# TASK OBJECTIVE:
Below are some records; repeat them all exactly, minus the pictures.

# RECORDED DATA:
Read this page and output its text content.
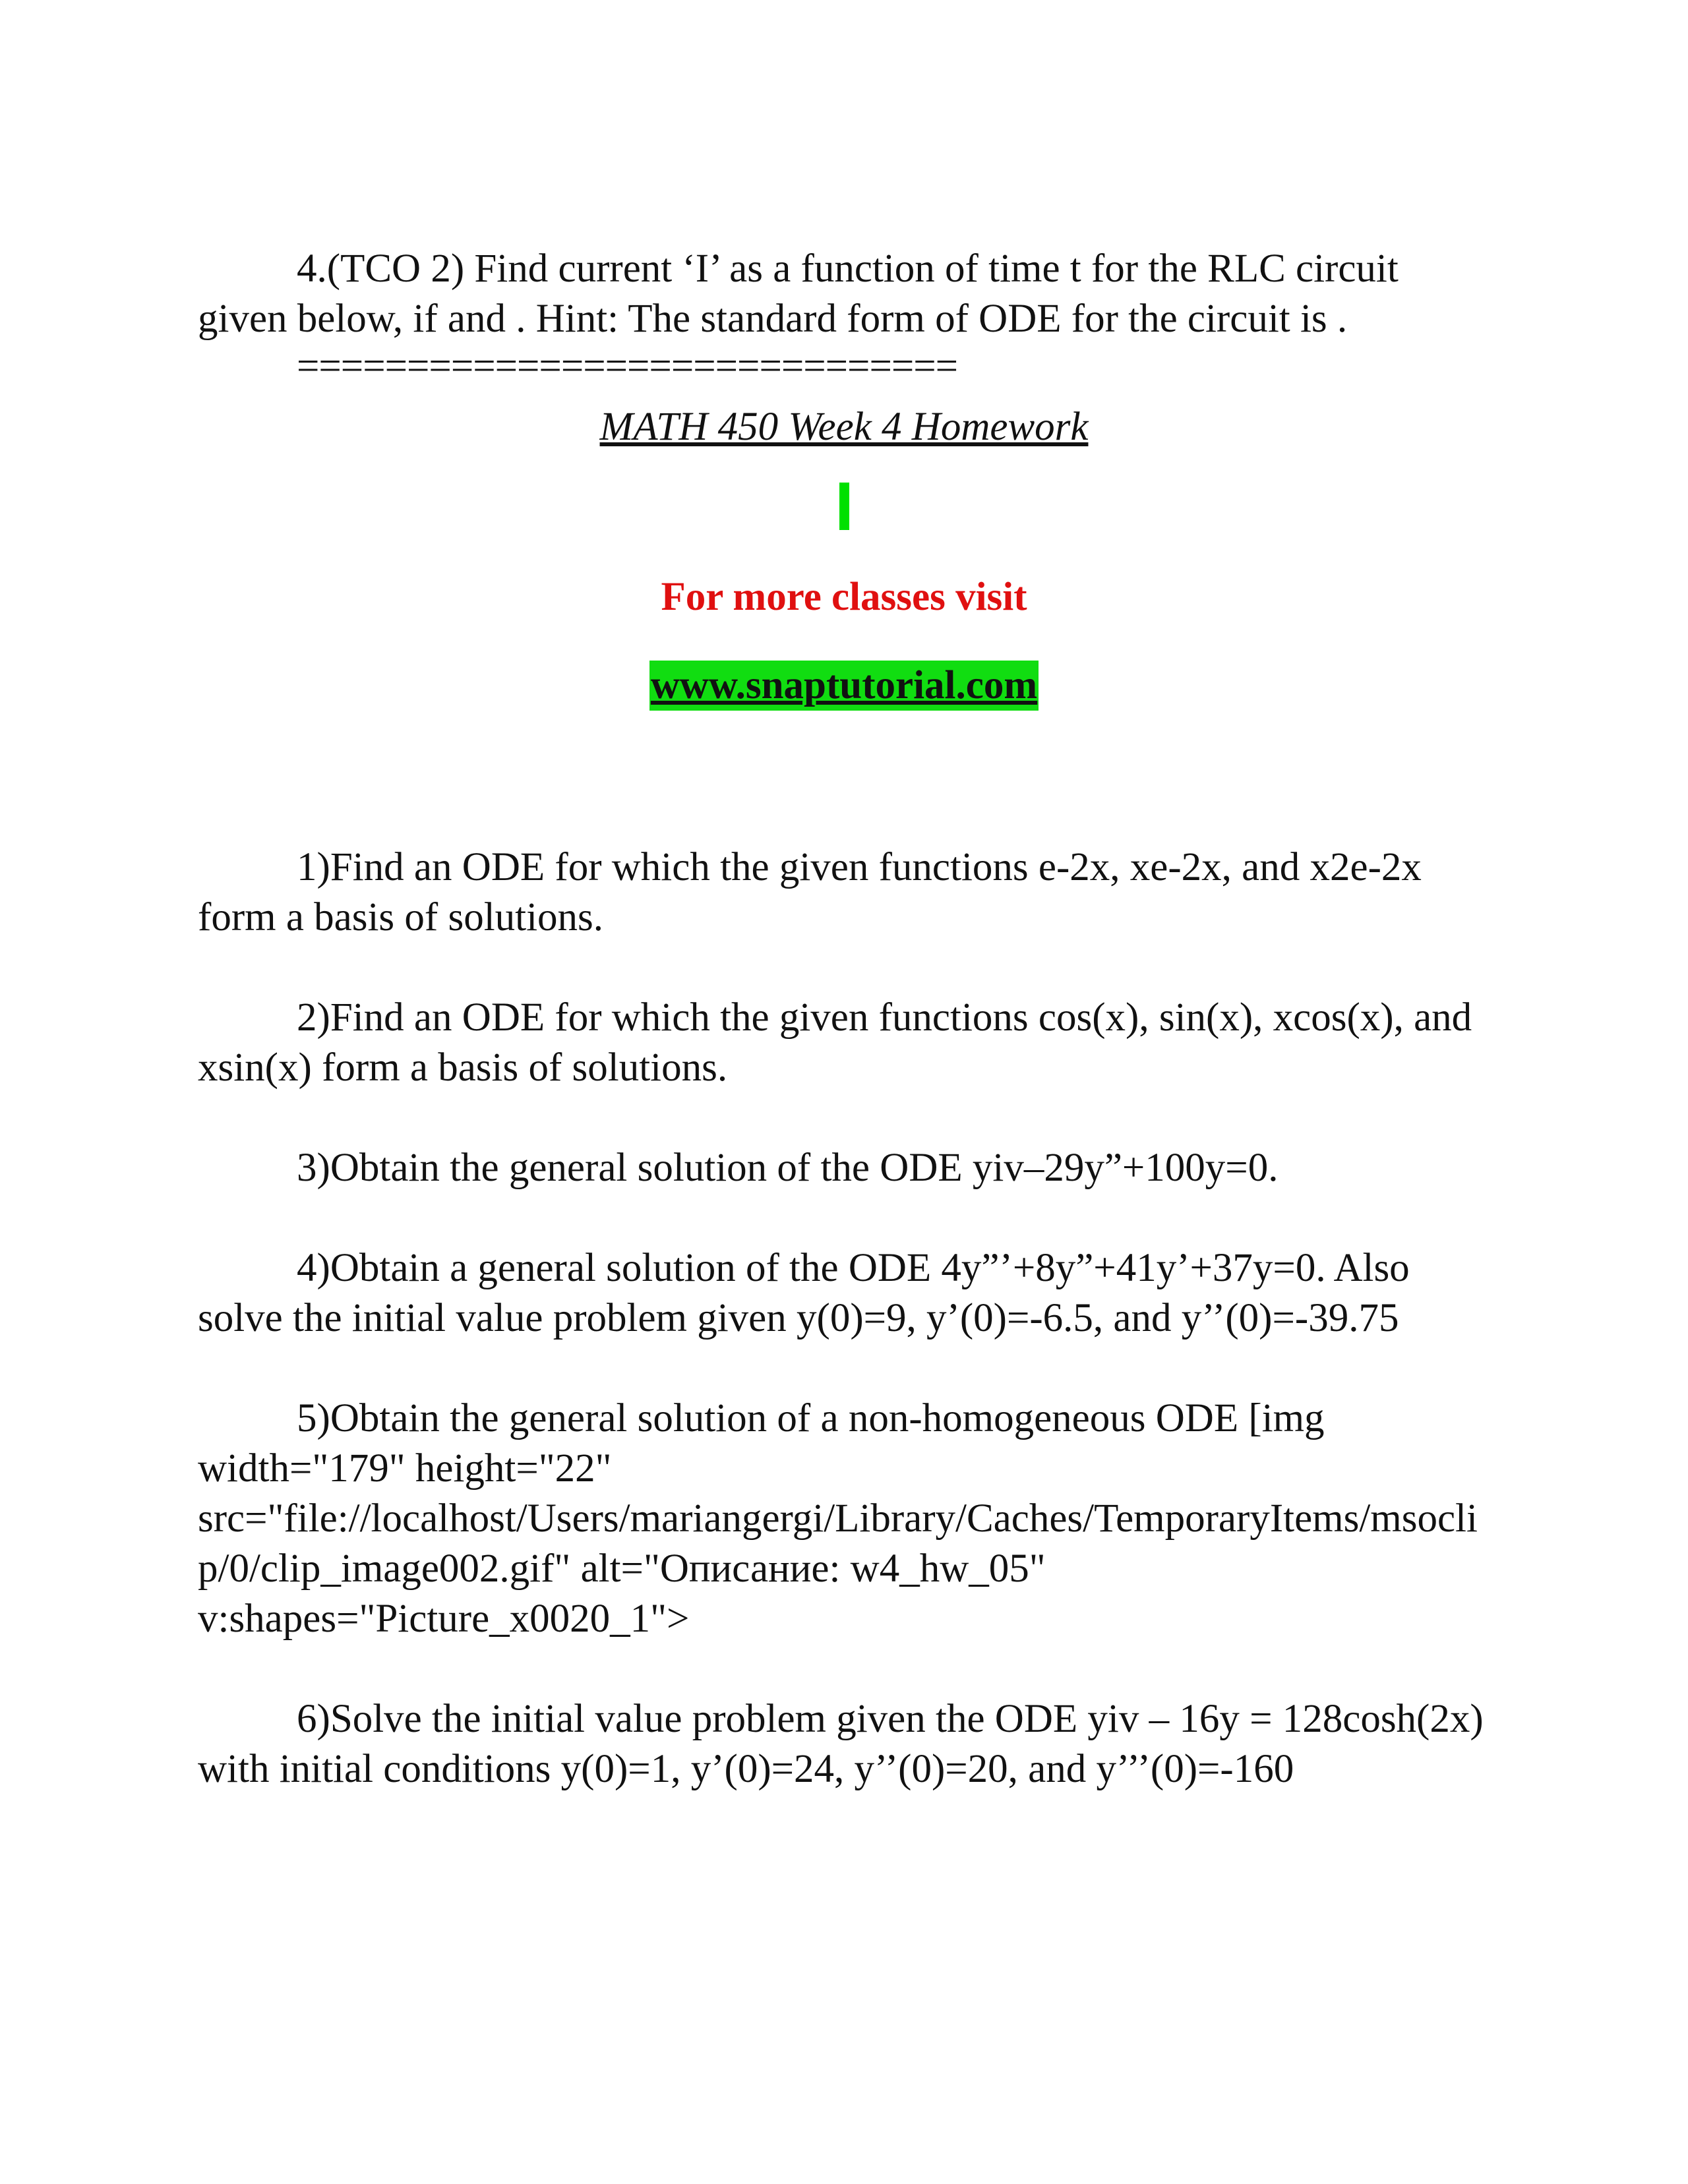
4.(TCO 2) Find current ‘I’ as a function of time t for the RLC circuit given below, if and . Hint: The standard form of ODE for the circuit is .

==============================
MATH 450 Week 4 Homework
For more classes visit
www.snaptutorial.com

1)Find an ODE for which the given functions e-2x, xe-2x, and x2e-2x form a basis of solutions.

2)Find an ODE for which the given functions cos(x), sin(x), xcos(x), and xsin(x) form a basis of solutions.

3)Obtain the general solution of the ODE yiv–29y”+100y=0.

4)Obtain a general solution of the ODE 4y”’+8y”+41y’+37y=0. Also solve the initial value problem given y(0)=9, y’(0)=-6.5, and y’’(0)=-39.75

5)Obtain the general solution of a non-homogeneous ODE [img width="179" height="22" src="file://localhost/Users/mariangergi/Library/Caches/TemporaryItems/msoclip/0/clip_image002.gif" alt="Описание: w4_hw_05" v:shapes="Picture_x0020_1">

6)Solve the initial value problem given the ODE yiv – 16y = 128cosh(2x) with initial conditions y(0)=1, y’(0)=24, y’’(0)=20, and y’’’(0)=-160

# TASK RESULT:
Read this page and output its text content.
4.(TCO 2) Find current ‘I’ as a function of time t for the RLC circuit given below, if and . Hint: The standard form of ODE for the circuit is .

==============================
MATH 450 Week 4 Homework
For more classes visit
www.snaptutorial.com

1)Find an ODE for which the given functions e-2x, xe-2x, and x2e-2x form a basis of solutions.

2)Find an ODE for which the given functions cos(x), sin(x), xcos(x), and xsin(x) form a basis of solutions.

3)Obtain the general solution of the ODE yiv–29y”+100y=0.

4)Obtain a general solution of the ODE 4y”’+8y”+41y’+37y=0. Also solve the initial value problem given y(0)=9, y’(0)=-6.5, and y’’(0)=-39.75

5)Obtain the general solution of a non-homogeneous ODE [img width="179" height="22" src="file://localhost/Users/mariangergi/Library/Caches/TemporaryItems/msoclip/0/clip_image002.gif" alt="Описание: w4_hw_05" v:shapes="Picture_x0020_1">

6)Solve the initial value problem given the ODE yiv – 16y = 128cosh(2x) with initial conditions y(0)=1, y’(0)=24, y’’(0)=20, and y’’’(0)=-160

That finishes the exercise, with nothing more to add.